**WHAT TO PRODUCE**
Copy out the lines that include the word "zmiany".

**EXERCISE MATERIALS**
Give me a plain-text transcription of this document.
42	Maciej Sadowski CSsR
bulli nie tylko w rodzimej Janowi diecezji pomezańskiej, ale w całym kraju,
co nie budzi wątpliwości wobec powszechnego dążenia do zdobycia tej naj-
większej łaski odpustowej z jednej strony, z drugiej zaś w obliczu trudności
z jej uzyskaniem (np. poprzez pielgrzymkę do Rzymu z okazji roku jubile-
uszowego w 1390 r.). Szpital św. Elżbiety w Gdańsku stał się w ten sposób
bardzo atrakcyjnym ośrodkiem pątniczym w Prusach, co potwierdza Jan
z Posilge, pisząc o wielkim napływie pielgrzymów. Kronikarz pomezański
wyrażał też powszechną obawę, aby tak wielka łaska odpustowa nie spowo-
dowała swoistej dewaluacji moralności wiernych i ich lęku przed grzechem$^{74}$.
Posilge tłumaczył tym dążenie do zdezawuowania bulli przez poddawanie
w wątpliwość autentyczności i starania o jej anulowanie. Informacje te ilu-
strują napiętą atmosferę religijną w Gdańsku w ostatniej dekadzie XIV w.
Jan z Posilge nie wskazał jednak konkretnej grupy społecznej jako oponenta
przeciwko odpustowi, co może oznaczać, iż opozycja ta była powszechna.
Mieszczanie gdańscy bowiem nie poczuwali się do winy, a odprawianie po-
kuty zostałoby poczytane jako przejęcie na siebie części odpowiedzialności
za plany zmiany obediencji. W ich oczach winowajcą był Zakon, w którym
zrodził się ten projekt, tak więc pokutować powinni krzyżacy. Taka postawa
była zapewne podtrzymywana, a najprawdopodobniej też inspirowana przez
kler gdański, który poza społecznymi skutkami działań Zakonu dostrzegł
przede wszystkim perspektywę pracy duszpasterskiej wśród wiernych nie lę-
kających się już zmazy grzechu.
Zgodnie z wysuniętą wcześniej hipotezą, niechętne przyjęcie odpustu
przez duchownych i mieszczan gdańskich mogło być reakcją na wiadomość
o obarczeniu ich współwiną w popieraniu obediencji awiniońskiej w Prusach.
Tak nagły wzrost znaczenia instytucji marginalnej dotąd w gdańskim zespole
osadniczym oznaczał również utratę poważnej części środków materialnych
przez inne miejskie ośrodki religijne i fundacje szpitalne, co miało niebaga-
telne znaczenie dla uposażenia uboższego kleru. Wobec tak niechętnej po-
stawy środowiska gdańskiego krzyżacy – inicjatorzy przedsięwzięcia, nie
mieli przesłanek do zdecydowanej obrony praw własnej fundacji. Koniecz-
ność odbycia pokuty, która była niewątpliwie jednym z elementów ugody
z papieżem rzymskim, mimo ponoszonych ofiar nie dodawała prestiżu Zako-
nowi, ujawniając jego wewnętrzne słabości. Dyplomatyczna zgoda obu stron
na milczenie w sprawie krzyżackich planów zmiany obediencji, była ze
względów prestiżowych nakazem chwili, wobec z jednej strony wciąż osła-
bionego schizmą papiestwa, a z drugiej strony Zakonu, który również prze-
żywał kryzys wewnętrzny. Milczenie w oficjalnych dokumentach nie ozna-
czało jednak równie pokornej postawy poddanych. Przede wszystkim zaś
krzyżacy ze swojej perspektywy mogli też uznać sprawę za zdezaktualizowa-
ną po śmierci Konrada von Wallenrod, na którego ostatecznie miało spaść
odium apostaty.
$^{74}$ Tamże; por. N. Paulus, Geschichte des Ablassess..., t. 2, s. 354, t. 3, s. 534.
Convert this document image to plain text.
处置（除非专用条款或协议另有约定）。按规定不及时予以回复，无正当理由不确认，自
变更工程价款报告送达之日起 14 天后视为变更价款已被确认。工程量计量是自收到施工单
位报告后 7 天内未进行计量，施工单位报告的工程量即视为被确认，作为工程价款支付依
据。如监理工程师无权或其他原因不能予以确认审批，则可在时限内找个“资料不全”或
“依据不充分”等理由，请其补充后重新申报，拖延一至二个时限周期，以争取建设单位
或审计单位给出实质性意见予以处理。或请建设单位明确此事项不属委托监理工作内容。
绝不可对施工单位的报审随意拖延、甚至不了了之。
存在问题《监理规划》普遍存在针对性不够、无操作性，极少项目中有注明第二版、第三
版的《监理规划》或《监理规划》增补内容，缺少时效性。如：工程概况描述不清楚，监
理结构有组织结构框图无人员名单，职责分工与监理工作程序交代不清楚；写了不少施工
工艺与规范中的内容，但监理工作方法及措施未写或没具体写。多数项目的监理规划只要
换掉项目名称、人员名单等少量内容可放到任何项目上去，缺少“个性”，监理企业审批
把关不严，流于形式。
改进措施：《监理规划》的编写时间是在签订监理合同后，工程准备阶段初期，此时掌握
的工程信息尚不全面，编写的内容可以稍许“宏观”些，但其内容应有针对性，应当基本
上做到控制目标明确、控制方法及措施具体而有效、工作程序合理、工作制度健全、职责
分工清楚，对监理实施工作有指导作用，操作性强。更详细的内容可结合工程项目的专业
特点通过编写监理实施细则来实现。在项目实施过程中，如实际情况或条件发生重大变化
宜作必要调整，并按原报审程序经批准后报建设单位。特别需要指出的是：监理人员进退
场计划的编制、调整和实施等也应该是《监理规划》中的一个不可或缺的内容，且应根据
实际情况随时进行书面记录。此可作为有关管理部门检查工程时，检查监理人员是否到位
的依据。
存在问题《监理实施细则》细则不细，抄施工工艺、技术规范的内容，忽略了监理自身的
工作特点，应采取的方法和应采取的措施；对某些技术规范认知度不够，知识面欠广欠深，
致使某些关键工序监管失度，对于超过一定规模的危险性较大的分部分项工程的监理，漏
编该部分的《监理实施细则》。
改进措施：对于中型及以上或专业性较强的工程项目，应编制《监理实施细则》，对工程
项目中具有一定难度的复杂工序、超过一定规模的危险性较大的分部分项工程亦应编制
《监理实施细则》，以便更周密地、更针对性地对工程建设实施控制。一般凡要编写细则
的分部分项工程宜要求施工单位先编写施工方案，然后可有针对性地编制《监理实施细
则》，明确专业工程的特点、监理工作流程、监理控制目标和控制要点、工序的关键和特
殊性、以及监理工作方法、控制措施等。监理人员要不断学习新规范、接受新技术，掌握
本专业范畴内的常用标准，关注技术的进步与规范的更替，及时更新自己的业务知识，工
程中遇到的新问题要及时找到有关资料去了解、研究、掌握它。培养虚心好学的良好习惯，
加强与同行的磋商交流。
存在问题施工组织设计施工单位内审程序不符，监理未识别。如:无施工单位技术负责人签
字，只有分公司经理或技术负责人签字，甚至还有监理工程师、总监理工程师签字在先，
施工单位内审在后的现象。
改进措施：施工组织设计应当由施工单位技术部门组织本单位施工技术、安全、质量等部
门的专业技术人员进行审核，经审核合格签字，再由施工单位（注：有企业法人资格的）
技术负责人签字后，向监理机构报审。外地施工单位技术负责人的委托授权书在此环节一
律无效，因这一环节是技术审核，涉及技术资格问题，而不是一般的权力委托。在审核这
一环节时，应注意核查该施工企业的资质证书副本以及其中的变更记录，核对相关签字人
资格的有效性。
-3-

**RESULT OF THE EXERCISE**
za plany zmiany obediencji. W ich oczach winowajcą był Zakon, w którym
na milczenie w sprawie krzyżackich planów zmiany obediencji, była ze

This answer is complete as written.